[Directions for this task]
Determine the number of lines holding the word "text"; answer with that number only.

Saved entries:
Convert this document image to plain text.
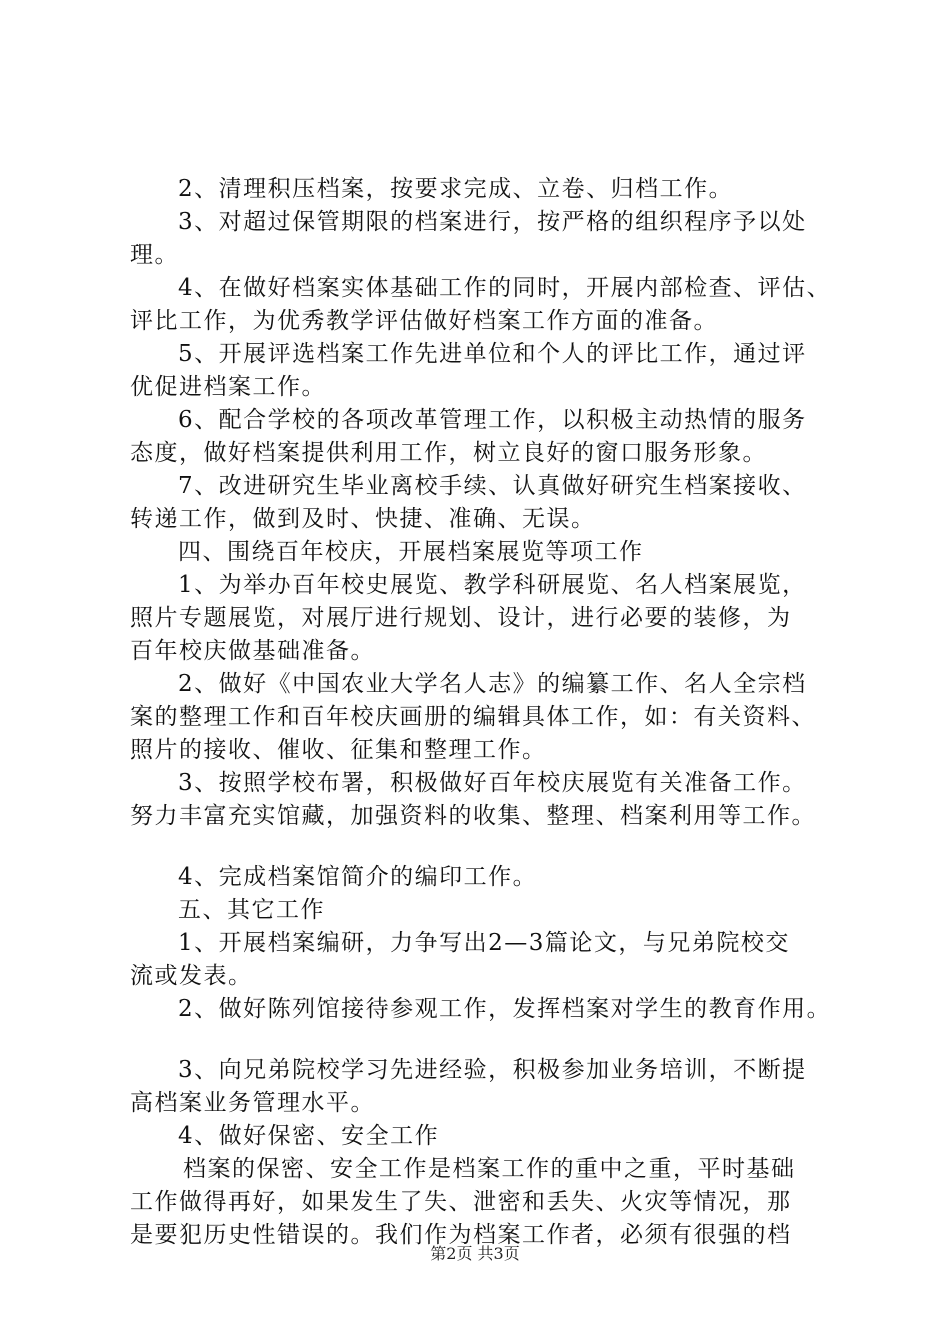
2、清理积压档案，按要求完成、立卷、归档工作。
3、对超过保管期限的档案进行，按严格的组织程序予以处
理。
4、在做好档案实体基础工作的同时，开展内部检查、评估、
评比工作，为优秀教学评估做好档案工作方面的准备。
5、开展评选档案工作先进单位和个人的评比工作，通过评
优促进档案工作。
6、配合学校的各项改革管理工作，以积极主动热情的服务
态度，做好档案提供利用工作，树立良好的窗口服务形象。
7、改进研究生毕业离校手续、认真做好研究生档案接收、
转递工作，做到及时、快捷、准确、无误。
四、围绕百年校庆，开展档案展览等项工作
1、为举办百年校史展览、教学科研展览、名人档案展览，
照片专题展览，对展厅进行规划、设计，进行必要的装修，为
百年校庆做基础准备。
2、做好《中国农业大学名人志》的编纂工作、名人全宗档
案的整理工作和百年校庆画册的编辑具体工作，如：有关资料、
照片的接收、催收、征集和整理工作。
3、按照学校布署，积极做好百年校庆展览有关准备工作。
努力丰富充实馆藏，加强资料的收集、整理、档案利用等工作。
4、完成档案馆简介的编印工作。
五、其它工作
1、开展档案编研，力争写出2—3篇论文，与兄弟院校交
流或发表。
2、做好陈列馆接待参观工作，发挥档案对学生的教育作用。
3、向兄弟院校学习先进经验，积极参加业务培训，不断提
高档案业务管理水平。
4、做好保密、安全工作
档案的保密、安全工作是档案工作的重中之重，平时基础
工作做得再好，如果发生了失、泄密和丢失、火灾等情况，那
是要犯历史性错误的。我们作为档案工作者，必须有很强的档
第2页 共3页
---
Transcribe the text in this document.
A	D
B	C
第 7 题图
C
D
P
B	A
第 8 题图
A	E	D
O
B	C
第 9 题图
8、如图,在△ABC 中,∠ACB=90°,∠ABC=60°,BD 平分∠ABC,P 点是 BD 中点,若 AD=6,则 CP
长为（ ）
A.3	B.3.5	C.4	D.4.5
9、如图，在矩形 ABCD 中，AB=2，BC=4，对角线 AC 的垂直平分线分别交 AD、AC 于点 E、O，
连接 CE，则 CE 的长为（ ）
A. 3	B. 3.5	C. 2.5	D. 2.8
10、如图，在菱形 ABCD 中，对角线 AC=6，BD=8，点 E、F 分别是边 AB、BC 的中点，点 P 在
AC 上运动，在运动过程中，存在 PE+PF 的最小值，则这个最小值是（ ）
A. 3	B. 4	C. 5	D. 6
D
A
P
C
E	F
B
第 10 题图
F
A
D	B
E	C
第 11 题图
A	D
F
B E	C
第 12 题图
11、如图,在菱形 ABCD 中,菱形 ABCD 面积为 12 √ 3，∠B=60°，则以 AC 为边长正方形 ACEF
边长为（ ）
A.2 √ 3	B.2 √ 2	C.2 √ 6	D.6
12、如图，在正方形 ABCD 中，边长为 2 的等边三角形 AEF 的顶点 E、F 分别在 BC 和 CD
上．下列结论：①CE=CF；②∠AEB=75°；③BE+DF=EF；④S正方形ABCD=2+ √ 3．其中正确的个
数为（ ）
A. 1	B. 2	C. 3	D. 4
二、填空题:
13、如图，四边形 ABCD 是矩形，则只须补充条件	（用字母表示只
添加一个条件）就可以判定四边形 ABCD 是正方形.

[Finished task]
2